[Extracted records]
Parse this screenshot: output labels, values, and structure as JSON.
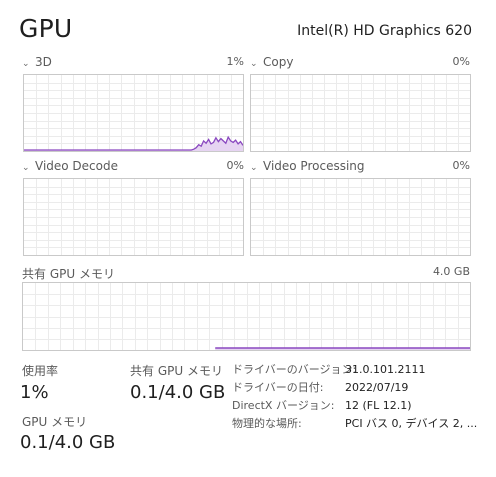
{
  "header": {
    "title": "GPU",
    "adapter_name": "Intel(R) HD Graphics 620"
  },
  "engines": [
    {
      "label": "3D",
      "percent": "1%",
      "activity": [
        0,
        0,
        0,
        0,
        0,
        0,
        0,
        0,
        0,
        0,
        0,
        0,
        0,
        0,
        0,
        0,
        0,
        0,
        0,
        0,
        0,
        0,
        0,
        0,
        0,
        0,
        0,
        0,
        0,
        0,
        0,
        0,
        0,
        0,
        0,
        0,
        0,
        0,
        0,
        0,
        0,
        0,
        0,
        0,
        0,
        0,
        0,
        0,
        0,
        0,
        0,
        0,
        0,
        0,
        0,
        0,
        0,
        0,
        0,
        0,
        0,
        0,
        0,
        0,
        0,
        0,
        0,
        0,
        0,
        1,
        3,
        7,
        5,
        12,
        9,
        14,
        8,
        10,
        16,
        11,
        15,
        12,
        9,
        17,
        12,
        10,
        13,
        8,
        11,
        6
      ]
    },
    {
      "label": "Copy",
      "percent": "0%",
      "activity": []
    },
    {
      "label": "Video Decode",
      "percent": "0%",
      "activity": []
    },
    {
      "label": "Video Processing",
      "percent": "0%",
      "activity": []
    }
  ],
  "shared_memory": {
    "label": "共有 GPU メモリ",
    "max": "4.0 GB",
    "usage_fraction": 0.025,
    "usage_start_fraction": 0.43
  },
  "stats": {
    "utilization_label": "使用率",
    "utilization_value": "1%",
    "shared_mem_label": "共有 GPU メモリ",
    "shared_mem_value": "0.1/4.0 GB",
    "gpu_mem_label": "GPU メモリ",
    "gpu_mem_value": "0.1/4.0 GB"
  },
  "info": [
    {
      "key": "ドライバーのバージョン:",
      "value": "31.0.101.2111"
    },
    {
      "key": "ドライバーの日付:",
      "value": "2022/07/19"
    },
    {
      "key": "DirectX バージョン:",
      "value": "12 (FL 12.1)"
    },
    {
      "key": "物理的な場所:",
      "value": "PCI バス 0, デバイス 2, ..."
    }
  ],
  "colors": {
    "line": "#8a48c0",
    "fill": "#e6d4f2",
    "grid": "#ebebeb"
  }
}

## Your goal
Write out each line again precisely as it appears, skipping every picture.

## Solution below
Parse this screenshot: output labels, values, and structure as JSON.
{
  "header": {
    "title": "GPU",
    "adapter_name": "Intel(R) HD Graphics 620"
  },
  "engines": [
    {
      "label": "3D",
      "percent": "1%",
      "activity": [
        0,
        0,
        0,
        0,
        0,
        0,
        0,
        0,
        0,
        0,
        0,
        0,
        0,
        0,
        0,
        0,
        0,
        0,
        0,
        0,
        0,
        0,
        0,
        0,
        0,
        0,
        0,
        0,
        0,
        0,
        0,
        0,
        0,
        0,
        0,
        0,
        0,
        0,
        0,
        0,
        0,
        0,
        0,
        0,
        0,
        0,
        0,
        0,
        0,
        0,
        0,
        0,
        0,
        0,
        0,
        0,
        0,
        0,
        0,
        0,
        0,
        0,
        0,
        0,
        0,
        0,
        0,
        0,
        0,
        1,
        3,
        7,
        5,
        12,
        9,
        14,
        8,
        10,
        16,
        11,
        15,
        12,
        9,
        17,
        12,
        10,
        13,
        8,
        11,
        6
      ]
    },
    {
      "label": "Copy",
      "percent": "0%",
      "activity": []
    },
    {
      "label": "Video Decode",
      "percent": "0%",
      "activity": []
    },
    {
      "label": "Video Processing",
      "percent": "0%",
      "activity": []
    }
  ],
  "shared_memory": {
    "label": "共有 GPU メモリ",
    "max": "4.0 GB",
    "usage_fraction": 0.025,
    "usage_start_fraction": 0.43
  },
  "stats": {
    "utilization_label": "使用率",
    "utilization_value": "1%",
    "shared_mem_label": "共有 GPU メモリ",
    "shared_mem_value": "0.1/4.0 GB",
    "gpu_mem_label": "GPU メモリ",
    "gpu_mem_value": "0.1/4.0 GB"
  },
  "info": [
    {
      "key": "ドライバーのバージョン:",
      "value": "31.0.101.2111"
    },
    {
      "key": "ドライバーの日付:",
      "value": "2022/07/19"
    },
    {
      "key": "DirectX バージョン:",
      "value": "12 (FL 12.1)"
    },
    {
      "key": "物理的な場所:",
      "value": "PCI バス 0, デバイス 2, ..."
    }
  ],
  "colors": {
    "line": "#8a48c0",
    "fill": "#e6d4f2",
    "grid": "#ebebeb"
  }
}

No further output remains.